§ The task
In the records below, work out how many lines hold the word "Translate". Report the number alone.
-- Start Records for this task --
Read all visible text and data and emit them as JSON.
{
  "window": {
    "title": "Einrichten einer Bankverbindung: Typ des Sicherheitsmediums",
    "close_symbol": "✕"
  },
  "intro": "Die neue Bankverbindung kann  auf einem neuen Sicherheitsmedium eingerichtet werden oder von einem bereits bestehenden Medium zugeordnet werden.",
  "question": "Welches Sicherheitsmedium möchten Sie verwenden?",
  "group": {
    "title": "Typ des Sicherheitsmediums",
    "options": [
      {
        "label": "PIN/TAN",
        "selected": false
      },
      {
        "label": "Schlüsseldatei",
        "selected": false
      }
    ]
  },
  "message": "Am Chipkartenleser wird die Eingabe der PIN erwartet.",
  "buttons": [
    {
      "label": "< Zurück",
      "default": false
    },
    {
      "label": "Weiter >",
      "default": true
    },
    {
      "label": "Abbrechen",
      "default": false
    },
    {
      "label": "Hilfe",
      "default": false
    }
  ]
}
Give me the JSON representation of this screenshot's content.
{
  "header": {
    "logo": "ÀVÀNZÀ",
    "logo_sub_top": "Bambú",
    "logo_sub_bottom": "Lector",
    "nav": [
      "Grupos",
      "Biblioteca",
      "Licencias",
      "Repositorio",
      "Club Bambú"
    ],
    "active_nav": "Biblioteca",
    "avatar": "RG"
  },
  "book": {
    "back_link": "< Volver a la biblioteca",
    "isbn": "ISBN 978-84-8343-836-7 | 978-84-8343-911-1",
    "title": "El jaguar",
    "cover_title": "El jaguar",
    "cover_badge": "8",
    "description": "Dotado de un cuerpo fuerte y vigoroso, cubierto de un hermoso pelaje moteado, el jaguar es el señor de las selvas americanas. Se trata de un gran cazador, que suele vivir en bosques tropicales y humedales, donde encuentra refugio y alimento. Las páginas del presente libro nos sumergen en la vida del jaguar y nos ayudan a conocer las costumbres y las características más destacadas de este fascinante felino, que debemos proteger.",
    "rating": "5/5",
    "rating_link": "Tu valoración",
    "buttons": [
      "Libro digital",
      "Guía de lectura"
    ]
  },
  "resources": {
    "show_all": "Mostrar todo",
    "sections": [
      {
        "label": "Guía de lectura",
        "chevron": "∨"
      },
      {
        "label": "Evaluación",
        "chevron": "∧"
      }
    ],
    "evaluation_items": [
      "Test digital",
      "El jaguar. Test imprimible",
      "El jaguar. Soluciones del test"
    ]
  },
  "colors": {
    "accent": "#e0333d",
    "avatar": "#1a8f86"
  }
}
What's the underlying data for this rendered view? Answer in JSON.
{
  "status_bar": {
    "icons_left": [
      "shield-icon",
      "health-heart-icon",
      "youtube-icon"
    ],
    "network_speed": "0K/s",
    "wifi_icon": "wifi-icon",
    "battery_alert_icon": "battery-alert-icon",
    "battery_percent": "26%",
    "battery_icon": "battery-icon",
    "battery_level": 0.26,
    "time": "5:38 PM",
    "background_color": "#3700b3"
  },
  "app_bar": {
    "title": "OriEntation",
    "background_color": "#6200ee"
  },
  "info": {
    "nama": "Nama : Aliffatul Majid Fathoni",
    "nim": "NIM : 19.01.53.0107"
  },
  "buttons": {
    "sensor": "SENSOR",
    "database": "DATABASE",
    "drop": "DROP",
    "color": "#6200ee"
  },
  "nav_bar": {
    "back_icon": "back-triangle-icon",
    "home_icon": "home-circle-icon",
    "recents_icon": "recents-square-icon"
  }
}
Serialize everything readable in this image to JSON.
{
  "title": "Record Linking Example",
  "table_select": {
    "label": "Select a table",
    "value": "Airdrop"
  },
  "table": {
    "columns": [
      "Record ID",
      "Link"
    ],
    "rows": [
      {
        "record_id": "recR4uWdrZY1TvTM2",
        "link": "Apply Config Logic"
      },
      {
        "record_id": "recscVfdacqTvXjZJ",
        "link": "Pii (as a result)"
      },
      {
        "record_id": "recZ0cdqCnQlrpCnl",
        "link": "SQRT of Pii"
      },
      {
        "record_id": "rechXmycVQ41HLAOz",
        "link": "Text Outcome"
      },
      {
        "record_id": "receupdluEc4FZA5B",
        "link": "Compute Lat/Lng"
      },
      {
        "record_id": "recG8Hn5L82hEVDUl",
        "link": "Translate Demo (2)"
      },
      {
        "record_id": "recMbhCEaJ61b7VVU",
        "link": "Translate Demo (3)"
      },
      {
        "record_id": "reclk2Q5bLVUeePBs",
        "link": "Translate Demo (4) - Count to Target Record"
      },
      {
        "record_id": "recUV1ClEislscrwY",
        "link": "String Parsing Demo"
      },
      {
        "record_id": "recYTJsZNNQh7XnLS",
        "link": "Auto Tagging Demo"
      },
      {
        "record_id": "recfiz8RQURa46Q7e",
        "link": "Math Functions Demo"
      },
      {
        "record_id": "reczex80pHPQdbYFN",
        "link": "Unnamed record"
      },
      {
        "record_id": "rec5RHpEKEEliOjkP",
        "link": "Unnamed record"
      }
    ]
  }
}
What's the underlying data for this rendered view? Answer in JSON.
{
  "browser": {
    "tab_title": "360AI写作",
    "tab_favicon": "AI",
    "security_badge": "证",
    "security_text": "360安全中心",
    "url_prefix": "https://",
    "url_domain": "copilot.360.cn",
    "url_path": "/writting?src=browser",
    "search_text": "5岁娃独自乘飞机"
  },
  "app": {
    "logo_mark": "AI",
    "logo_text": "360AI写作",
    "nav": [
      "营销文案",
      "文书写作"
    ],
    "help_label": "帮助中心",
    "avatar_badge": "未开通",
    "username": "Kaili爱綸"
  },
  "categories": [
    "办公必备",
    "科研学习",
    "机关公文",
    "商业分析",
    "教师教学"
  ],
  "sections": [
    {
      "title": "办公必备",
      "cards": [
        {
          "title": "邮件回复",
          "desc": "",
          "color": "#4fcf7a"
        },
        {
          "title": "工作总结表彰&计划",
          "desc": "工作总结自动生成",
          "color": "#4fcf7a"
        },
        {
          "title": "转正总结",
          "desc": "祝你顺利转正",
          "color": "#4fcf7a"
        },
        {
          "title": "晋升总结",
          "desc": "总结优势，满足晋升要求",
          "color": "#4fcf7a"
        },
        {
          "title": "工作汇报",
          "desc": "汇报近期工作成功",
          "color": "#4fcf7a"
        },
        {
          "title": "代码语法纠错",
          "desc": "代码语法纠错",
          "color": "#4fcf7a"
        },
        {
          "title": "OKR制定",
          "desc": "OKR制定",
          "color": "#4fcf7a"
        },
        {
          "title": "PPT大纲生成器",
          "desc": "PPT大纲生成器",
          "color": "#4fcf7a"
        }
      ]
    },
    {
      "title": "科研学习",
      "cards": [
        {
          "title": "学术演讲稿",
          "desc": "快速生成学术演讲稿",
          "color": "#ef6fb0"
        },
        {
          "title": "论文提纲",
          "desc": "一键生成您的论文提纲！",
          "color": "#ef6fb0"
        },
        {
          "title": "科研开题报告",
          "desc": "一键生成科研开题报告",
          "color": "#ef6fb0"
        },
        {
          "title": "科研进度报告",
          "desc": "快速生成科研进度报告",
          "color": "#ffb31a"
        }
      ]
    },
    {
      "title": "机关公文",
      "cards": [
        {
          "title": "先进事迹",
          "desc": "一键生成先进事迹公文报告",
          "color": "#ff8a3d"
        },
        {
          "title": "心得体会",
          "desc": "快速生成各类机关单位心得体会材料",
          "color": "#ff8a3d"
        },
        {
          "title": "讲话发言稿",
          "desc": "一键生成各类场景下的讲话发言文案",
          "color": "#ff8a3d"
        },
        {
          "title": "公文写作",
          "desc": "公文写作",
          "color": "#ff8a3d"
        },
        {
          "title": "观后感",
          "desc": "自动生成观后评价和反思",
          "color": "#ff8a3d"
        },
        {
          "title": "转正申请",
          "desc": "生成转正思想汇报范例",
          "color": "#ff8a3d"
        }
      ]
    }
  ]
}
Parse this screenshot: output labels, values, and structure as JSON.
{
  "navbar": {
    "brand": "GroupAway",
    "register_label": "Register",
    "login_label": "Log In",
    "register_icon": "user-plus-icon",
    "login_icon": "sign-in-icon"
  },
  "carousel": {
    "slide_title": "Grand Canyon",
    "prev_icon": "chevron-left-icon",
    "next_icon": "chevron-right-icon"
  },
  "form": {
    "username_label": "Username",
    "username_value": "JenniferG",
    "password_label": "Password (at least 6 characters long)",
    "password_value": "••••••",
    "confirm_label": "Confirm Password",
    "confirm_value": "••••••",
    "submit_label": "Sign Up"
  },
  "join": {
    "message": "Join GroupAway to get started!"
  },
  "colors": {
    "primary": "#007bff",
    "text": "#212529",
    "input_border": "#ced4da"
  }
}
-- End Records for this task --
§ Full output
3